Problem details ▸ Copy every line of the data in which the word "text" occurs.

Data rows ▸
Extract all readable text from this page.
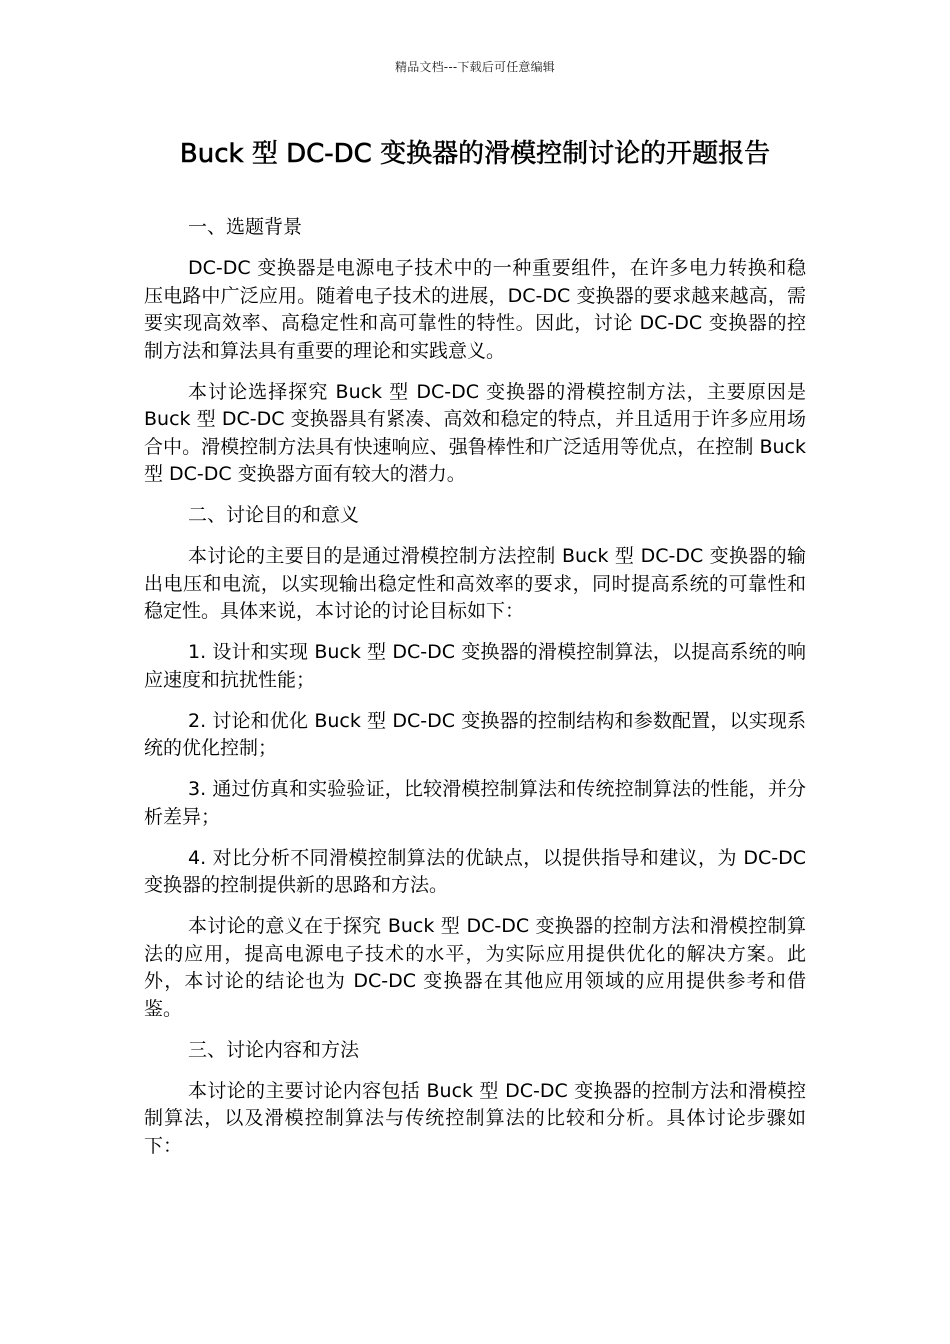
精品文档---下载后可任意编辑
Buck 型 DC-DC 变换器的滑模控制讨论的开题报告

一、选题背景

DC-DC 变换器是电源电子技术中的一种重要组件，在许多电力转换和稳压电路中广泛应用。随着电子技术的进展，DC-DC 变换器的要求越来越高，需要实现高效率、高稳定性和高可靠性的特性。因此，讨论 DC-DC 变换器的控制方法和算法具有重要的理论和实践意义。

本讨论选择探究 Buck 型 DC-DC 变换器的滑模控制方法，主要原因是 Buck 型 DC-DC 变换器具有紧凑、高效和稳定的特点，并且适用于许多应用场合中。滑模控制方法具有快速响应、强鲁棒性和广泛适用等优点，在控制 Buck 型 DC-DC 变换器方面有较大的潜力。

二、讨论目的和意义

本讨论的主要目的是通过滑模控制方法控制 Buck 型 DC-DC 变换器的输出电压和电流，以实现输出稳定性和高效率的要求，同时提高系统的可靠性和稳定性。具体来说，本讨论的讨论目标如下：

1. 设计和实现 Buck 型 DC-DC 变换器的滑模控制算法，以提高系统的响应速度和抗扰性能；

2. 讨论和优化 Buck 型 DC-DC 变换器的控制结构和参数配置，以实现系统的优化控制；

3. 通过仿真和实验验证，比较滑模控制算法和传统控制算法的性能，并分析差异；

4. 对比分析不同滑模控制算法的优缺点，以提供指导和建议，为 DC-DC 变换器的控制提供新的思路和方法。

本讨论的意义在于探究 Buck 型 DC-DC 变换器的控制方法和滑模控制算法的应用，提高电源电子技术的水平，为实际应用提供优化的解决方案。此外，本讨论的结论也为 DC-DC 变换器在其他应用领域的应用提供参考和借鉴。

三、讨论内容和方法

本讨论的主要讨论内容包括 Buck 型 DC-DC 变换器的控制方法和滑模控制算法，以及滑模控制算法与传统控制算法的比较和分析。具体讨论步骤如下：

--

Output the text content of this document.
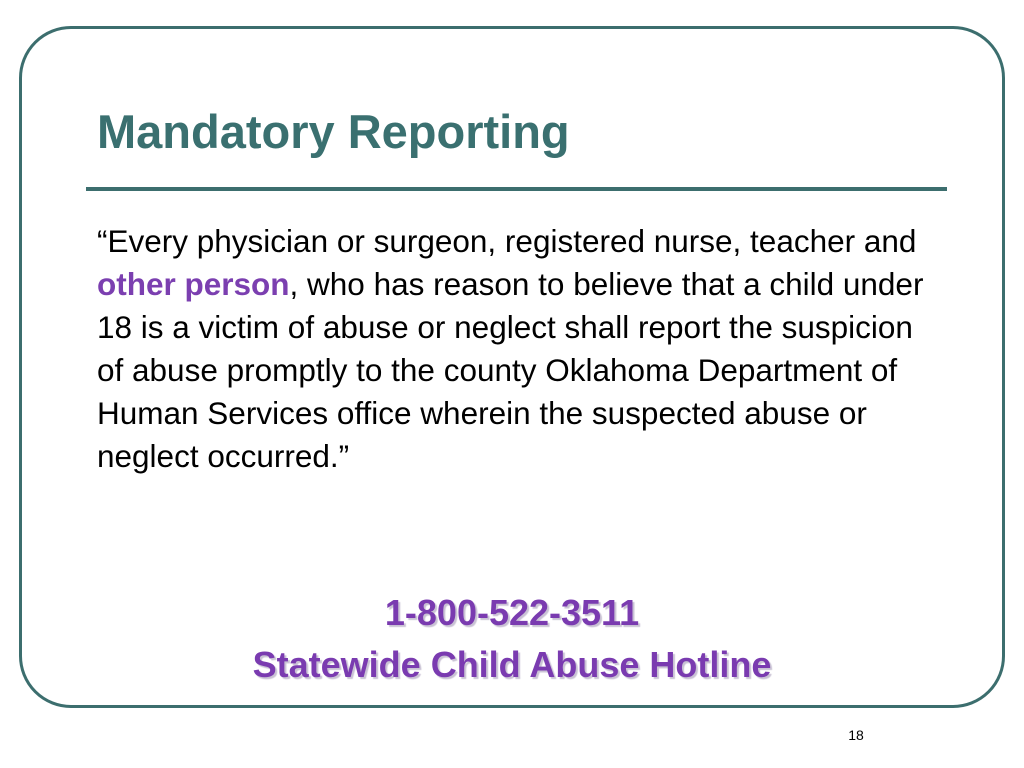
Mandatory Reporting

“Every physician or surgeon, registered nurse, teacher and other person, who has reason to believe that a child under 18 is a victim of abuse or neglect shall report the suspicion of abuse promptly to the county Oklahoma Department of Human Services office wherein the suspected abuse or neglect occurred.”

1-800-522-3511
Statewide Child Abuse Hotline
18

Result of this task ▸
Extract all readable text from this page.
Output the text content of this document.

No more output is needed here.